_What the task requires:_ Scan the data below for the string "this". Show every line where it turns up.
%%
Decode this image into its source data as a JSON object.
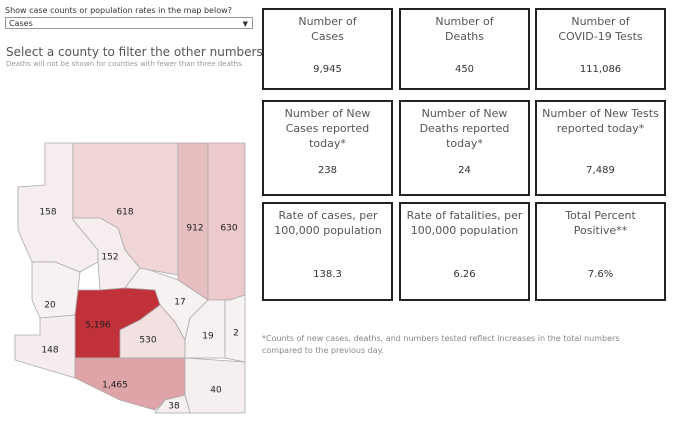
{
  "control": {
    "label": "Show case counts or population rates in the map below?",
    "value": "Cases"
  },
  "heading": "Select a county to filter the other numbers.",
  "note": "Deaths will not be shown for counties with fewer than three deaths.",
  "map": {
    "counties": [
      {
        "label": "158",
        "color": "#f6eeee"
      },
      {
        "label": "618",
        "color": "#f0d5d6"
      },
      {
        "label": "912",
        "color": "#e8bfc0"
      },
      {
        "label": "630",
        "color": "#ecc9ca"
      },
      {
        "label": "152",
        "color": "#f6eeee"
      },
      {
        "label": "20",
        "color": "#f7f1f1"
      },
      {
        "label": "17",
        "color": "#f7f1f1"
      },
      {
        "label": "5,196",
        "color": "#c0313a"
      },
      {
        "label": "530",
        "color": "#f3e1e1"
      },
      {
        "label": "148",
        "color": "#f5eded"
      },
      {
        "label": "19",
        "color": "#f7f1f1"
      },
      {
        "label": "2",
        "color": "#f7f2f2"
      },
      {
        "label": "1,465",
        "color": "#dea4a7"
      },
      {
        "label": "40",
        "color": "#f6efef"
      },
      {
        "label": "38",
        "color": "#f6efef"
      }
    ]
  },
  "cards": [
    {
      "title": "Number of Cases",
      "value": "9,945"
    },
    {
      "title": "Number of Deaths",
      "value": "450"
    },
    {
      "title": "Number of COVID-19 Tests",
      "value": "111,086"
    },
    {
      "title": "Number of New Cases reported today*",
      "value": "238"
    },
    {
      "title": "Number of New Deaths reported today*",
      "value": "24"
    },
    {
      "title": "Number of New Tests reported today*",
      "value": "7,489"
    },
    {
      "title": "Rate of cases, per 100,000 population",
      "value": "138.3"
    },
    {
      "title": "Rate of fatalities, per 100,000 population",
      "value": "6.26"
    },
    {
      "title": "Total Percent Positive**",
      "value": "7.6%"
    }
  ],
  "footnote": "*Counts of new cases, deaths, and numbers tested reflect increases in the total numbers compared to the previous day."
}
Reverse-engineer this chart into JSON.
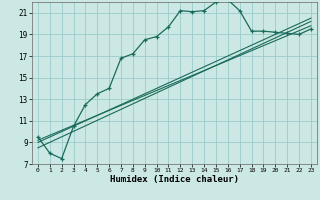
{
  "title": "",
  "xlabel": "Humidex (Indice chaleur)",
  "bg_color": "#cce8e4",
  "grid_color": "#99cccc",
  "line_color": "#1a6b5a",
  "ylim": [
    7,
    22
  ],
  "xlim": [
    -0.5,
    23.5
  ],
  "yticks": [
    7,
    9,
    11,
    13,
    15,
    17,
    19,
    21
  ],
  "xticks": [
    0,
    1,
    2,
    3,
    4,
    5,
    6,
    7,
    8,
    9,
    10,
    11,
    12,
    13,
    14,
    15,
    16,
    17,
    18,
    19,
    20,
    21,
    22,
    23
  ],
  "main_line_x": [
    0,
    1,
    2,
    3,
    4,
    5,
    6,
    7,
    8,
    9,
    10,
    11,
    12,
    13,
    14,
    15,
    16,
    17,
    18,
    19,
    20,
    21,
    22,
    23
  ],
  "main_line_y": [
    9.5,
    8.0,
    7.5,
    10.5,
    12.5,
    13.5,
    14.0,
    16.8,
    17.2,
    18.5,
    18.8,
    19.7,
    21.2,
    21.1,
    21.2,
    22.0,
    22.2,
    21.2,
    19.3,
    19.3,
    19.2,
    19.1,
    19.0,
    19.5
  ],
  "diag_line1_x": [
    0,
    23
  ],
  "diag_line1_y": [
    9.2,
    19.8
  ],
  "diag_line2_x": [
    0,
    23
  ],
  "diag_line2_y": [
    8.5,
    20.2
  ],
  "diag_line3_x": [
    0,
    23
  ],
  "diag_line3_y": [
    9.0,
    20.5
  ]
}
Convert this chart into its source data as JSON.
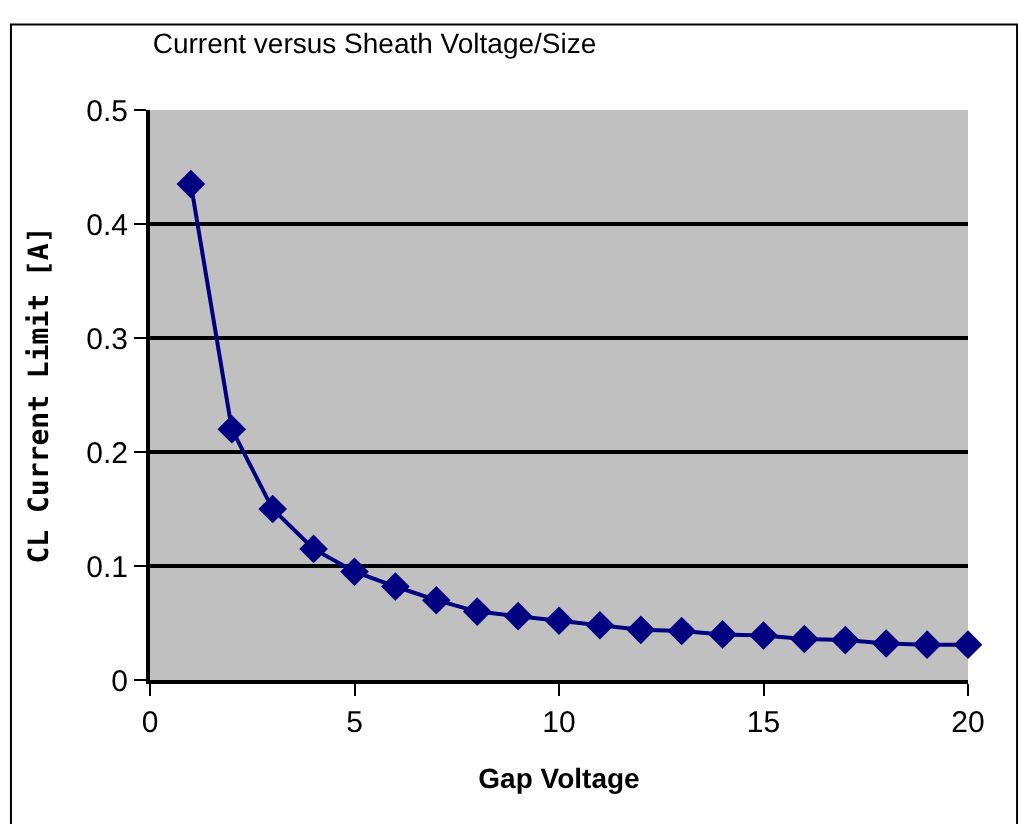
{
  "chart_data": {
    "type": "line",
    "title": "Current versus Sheath Voltage/Size",
    "xlabel": "Gap Voltage",
    "ylabel": "CL Current Limit [A]",
    "x": [
      1,
      2,
      3,
      4,
      5,
      6,
      7,
      8,
      9,
      10,
      11,
      12,
      13,
      14,
      15,
      16,
      17,
      18,
      19,
      20
    ],
    "series": [
      {
        "color": "#000080",
        "values": [
          0.435,
          0.22,
          0.15,
          0.115,
          0.095,
          0.082,
          0.07,
          0.06,
          0.056,
          0.052,
          0.048,
          0.044,
          0.043,
          0.04,
          0.039,
          0.036,
          0.035,
          0.032,
          0.031,
          0.031
        ]
      }
    ],
    "xlim": [
      0,
      20
    ],
    "xticks": [
      0,
      5,
      10,
      15,
      20
    ],
    "ylim": [
      0,
      0.5
    ],
    "yticks": [
      0,
      0.1,
      0.2,
      0.3,
      0.4,
      0.5
    ],
    "grid": "y",
    "legend": false,
    "marker": "diamond",
    "line_style": "solid"
  }
}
%%
_Result:_
Decode this image into its source data as a JSON object.
Reverse-engineer this chart into JSON.
Convert this chart into its source data as JSON.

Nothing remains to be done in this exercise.